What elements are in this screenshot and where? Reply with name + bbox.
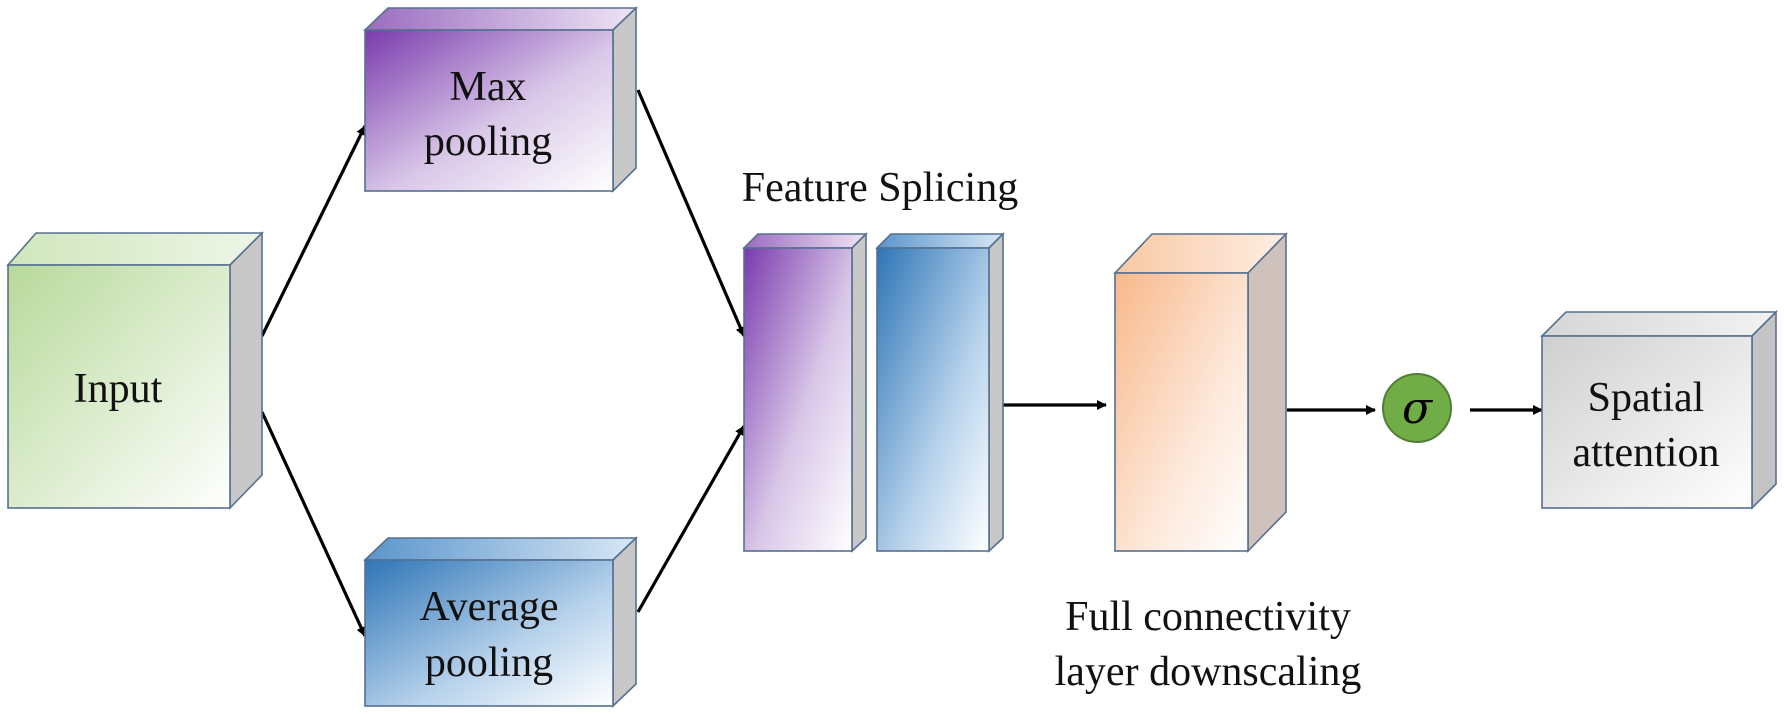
sigmoid-symbol: σ (1402, 383, 1434, 434)
full-connectivity-cube: Full connectivity layer downscaling (1055, 232, 1362, 695)
average-pooling-cube: Average pooling (363, 536, 638, 708)
edge-average-pooling-to-feature-splicing (636, 425, 746, 613)
spatial-attention-label-line1: Spatial (1588, 375, 1705, 421)
feature-splicing-slab-average (875, 232, 1005, 553)
max-pooling-label-line2: pooling (424, 119, 552, 165)
edges (260, 89, 1543, 637)
edge-max-pooling-to-feature-splicing (636, 89, 746, 337)
feature-splicing-label: Feature Splicing (742, 165, 1018, 211)
spatial-attention-label-line2: attention (1573, 430, 1720, 476)
max-pooling-cube: Max pooling (363, 6, 638, 193)
average-pooling-label-line1: Average (419, 584, 558, 630)
sigmoid-circle (1382, 373, 1452, 443)
feature-splicing-slab-max (742, 232, 868, 553)
full-connectivity-label-line1: Full connectivity (1065, 594, 1351, 640)
input-label: Input (74, 366, 163, 412)
full-connectivity-label-line2: layer downscaling (1055, 649, 1362, 695)
spatial-attention-cube: Spatial attention (1540, 310, 1778, 510)
sigmoid-node: σ (1382, 373, 1452, 443)
edge-input-to-average-pooling (260, 411, 367, 637)
average-pooling-label-line2: pooling (425, 640, 553, 686)
edge-input-to-max-pooling (260, 125, 367, 337)
max-pooling-label-line1: Max (450, 64, 527, 110)
input-cube: Input (6, 231, 264, 510)
feature-splicing: Feature Splicing (742, 165, 1018, 553)
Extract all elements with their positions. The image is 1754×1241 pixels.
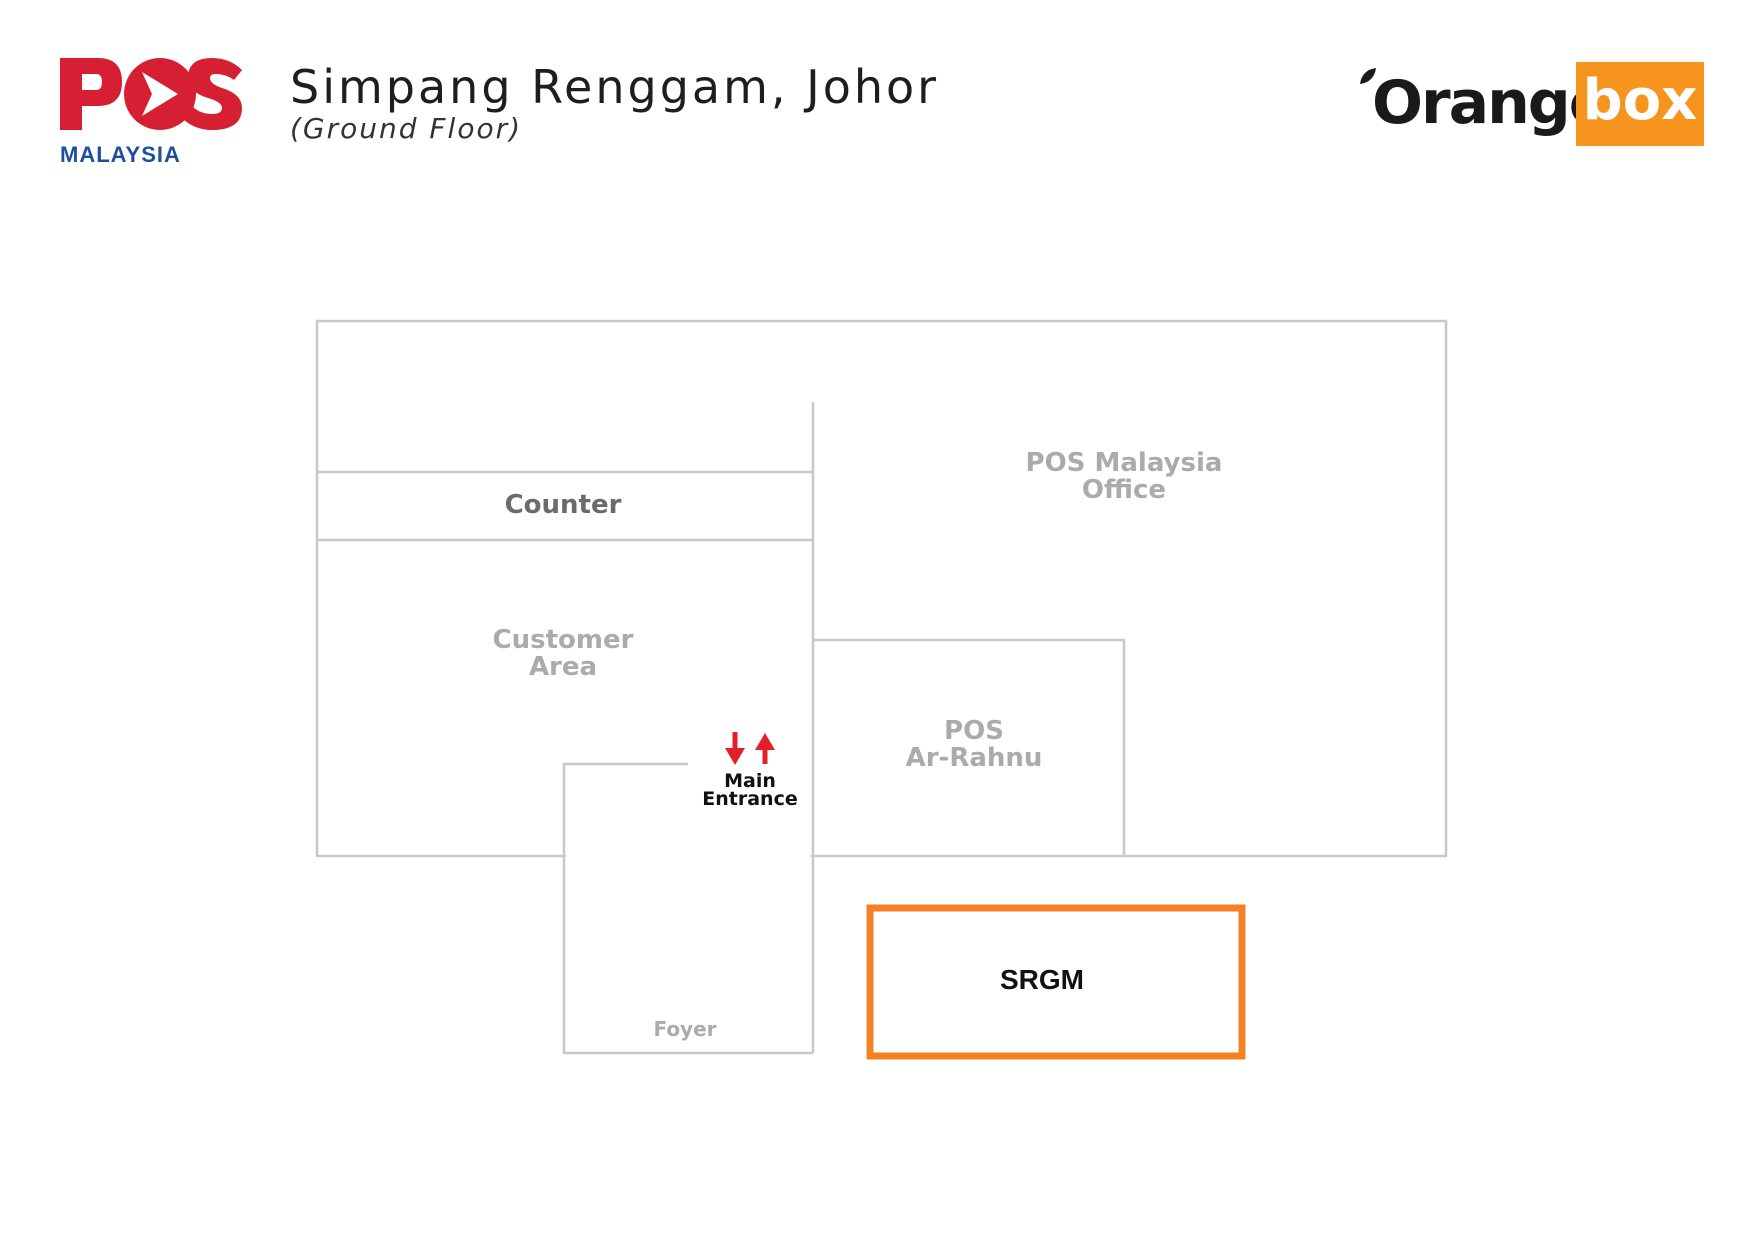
pos-office-label-line2: Office bbox=[1081, 475, 1167, 505]
foyer-label: Foyer bbox=[653, 1017, 717, 1041]
entrance-arrows-icon bbox=[725, 732, 775, 765]
srgm-highlight-box bbox=[866, 904, 1246, 1060]
pos-office-label-line1: POS Malaysia bbox=[1025, 448, 1223, 478]
foyer-walls bbox=[562, 762, 813, 1055]
ar-rahnu-walls bbox=[813, 638, 1126, 856]
srgm-label: SRGM bbox=[1000, 964, 1084, 995]
leaf-icon bbox=[1360, 68, 1376, 84]
customer-area-label-line1: Customer bbox=[492, 625, 634, 655]
orangebox-logo-word2: box bbox=[1582, 68, 1698, 133]
customer-area-label-line2: Area bbox=[528, 652, 598, 682]
orangebox-logo-box bbox=[1576, 62, 1704, 146]
building-outline bbox=[315, 319, 1448, 858]
ar-rahnu-label-line2: Ar-Rahnu bbox=[905, 743, 1043, 773]
counter-label: Counter bbox=[504, 490, 622, 520]
page-title: Simpang Renggam, Johor bbox=[290, 60, 940, 114]
page-subtitle: (Ground Floor) bbox=[290, 112, 523, 145]
main-entrance-label-line2: Entrance bbox=[702, 788, 798, 810]
main-entrance-label-line1: Main bbox=[724, 770, 776, 792]
pos-malaysia-logo-subtext: MALAYSIA bbox=[60, 142, 181, 167]
pos-malaysia-logo bbox=[60, 58, 242, 130]
orangebox-logo-word1: Orange bbox=[1372, 68, 1609, 138]
ar-rahnu-label-line1: POS bbox=[944, 716, 1004, 746]
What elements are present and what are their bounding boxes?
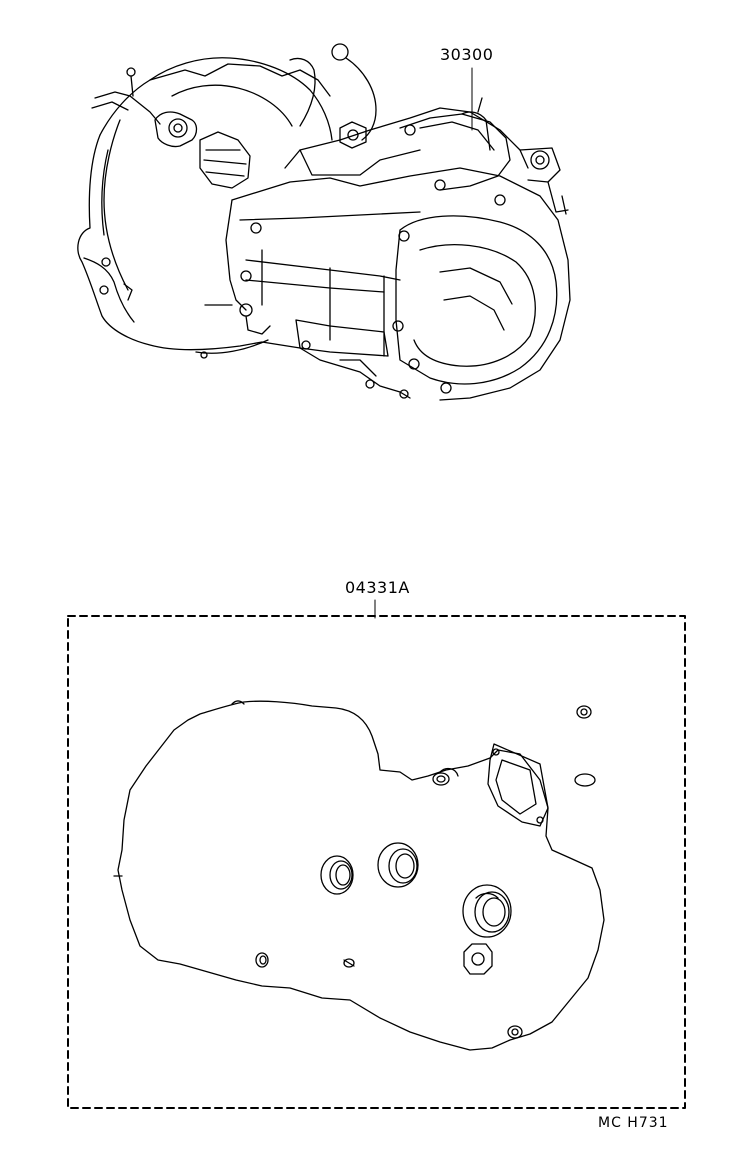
kit-bracket-dashed [67,615,686,1109]
callout-label-04331A: 04331A [345,578,410,597]
transaxle-assembly-drawing [77,43,571,401]
case-gasket-drawing [113,700,605,1051]
figure-code: MC H731 [598,1115,669,1131]
callout-label-30300: 30300 [440,45,494,64]
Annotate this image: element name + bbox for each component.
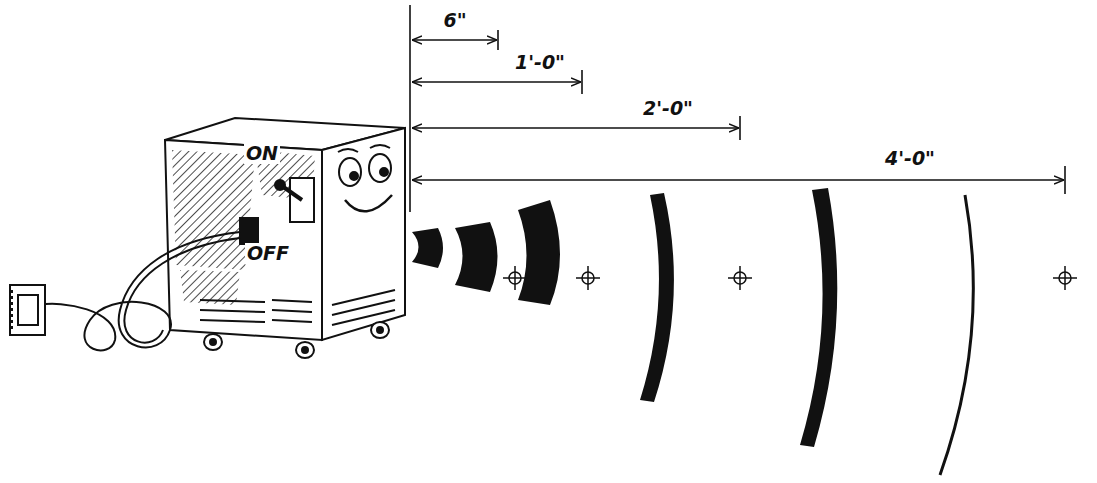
━━━━━━━━
▶ 任务目标: 把上面清单中的所有行改写成编号列表，空行不计，答案中不要放入图片。

▶ 练习答案:
1. What elements are in this screenshot and where? Reply with name + bbox.
2. sigmoid-symbol: σ (1402, 383, 1434, 434)
3. full-connectivity-cube: Full connectivity layer downscaling (1055, 232, 1362, 695)
4. average-pooling-cube: Average pooling (363, 536, 638, 708)
5. edge-average-pooling-to-feature-splicing (636, 425, 746, 613)
6. spatial-attention-label-line1: Spatial (1588, 375, 1705, 421)
7. feature-splicing-slab-average (875, 232, 1005, 553)
8. max-pooling-label-line2: pooling (424, 119, 552, 165)
9. edges (260, 89, 1543, 637)
10. edge-max-pooling-to-feature-splicing (636, 89, 746, 337)
11. feature-splicing-label: Feature Splicing (742, 165, 1018, 211)
12. spatial-attention-label-line2: attention (1573, 430, 1720, 476)
13. max-pooling-cube: Max pooling (363, 6, 638, 193)
14. average-pooling-label-line1: Average (419, 584, 558, 630)
15. sigmoid-circle (1382, 373, 1452, 443)
16. feature-splicing-slab-max (742, 232, 868, 553)
17. full-connectivity-label-line1: Full connectivity (1065, 594, 1351, 640)
18. input-label: Input (74, 366, 163, 412)
19. full-connectivity-label-line2: layer downscaling (1055, 649, 1362, 695)
20. spatial-attention-cube: Spatial attention (1540, 310, 1778, 510)
21. sigmoid-node: σ (1382, 373, 1452, 443)
22. edge-input-to-average-pooling (260, 411, 367, 637)
23. average-pooling-label-line2: pooling (425, 640, 553, 686)
24. edge-input-to-max-pooling (260, 125, 367, 337)
25. max-pooling-label-line1: Max (450, 64, 527, 110)
26. input-cube: Input (6, 231, 264, 510)
27. feature-splicing: Feature Splicing (742, 165, 1018, 553)
28. Extract all elements with their positions. The image is 1754×1241 pixels.
29. pos-office-label-line2: Office bbox=[1081, 475, 1167, 505]
30. foyer-label: Foyer bbox=[653, 1017, 717, 1041]
31. entrance-arrows-icon bbox=[725, 732, 775, 765]
32. srgm-highlight-box bbox=[866, 904, 1246, 1060]
33. pos-office-label-line1: POS Malaysia bbox=[1025, 448, 1223, 478]
34. foyer-walls bbox=[562, 762, 813, 1055]
35. ar-rahnu-walls bbox=[813, 638, 1126, 856]
36. srgm-label: SRGM bbox=[1000, 964, 1084, 995]
37. leaf-icon bbox=[1360, 68, 1376, 84]
38. customer-area-label-line1: Customer bbox=[492, 625, 634, 655]
39. orangebox-logo-word2: box bbox=[1582, 68, 1698, 133]
40. customer-area-label-line2: Area bbox=[528, 652, 598, 682]
41. orangebox-logo-box bbox=[1576, 62, 1704, 146]
42. building-outline bbox=[315, 319, 1448, 858]
43. ar-rahnu-label-line2: Ar-Rahnu bbox=[905, 743, 1043, 773]
44. counter-label: Counter bbox=[504, 490, 622, 520]
45. page-title: Simpang Renggam, Johor bbox=[290, 60, 940, 114]
46. page-subtitle: (Ground Floor) bbox=[290, 112, 523, 145]
47. main-entrance-label-line2: Entrance bbox=[702, 788, 798, 810]
48. main-entrance-label-line1: Main bbox=[724, 770, 776, 792]
49. pos-malaysia-logo-subtext: MALAYSIA bbox=[60, 142, 181, 167]
50. pos-malaysia-logo bbox=[60, 58, 242, 130]
51. orangebox-logo-word1: Orange bbox=[1372, 68, 1609, 138]
52. ar-rahnu-label-line1: POS bbox=[944, 716, 1004, 746]
53. What elements are present and what are their bounding boxes?
54. kit-bracket-dashed [67,615,686,1109]
55. callout-label-04331A: 04331A [345,578,410,597]
56. transaxle-assembly-drawing [77,43,571,401]
57. case-gasket-drawing [113,700,605,1051]
58. figure-code: MC H731 [598,1115,669,1131]
59. callout-label-30300: 30300 [440,45,494,64]
60. Annotate this image: element name + bbox for each component.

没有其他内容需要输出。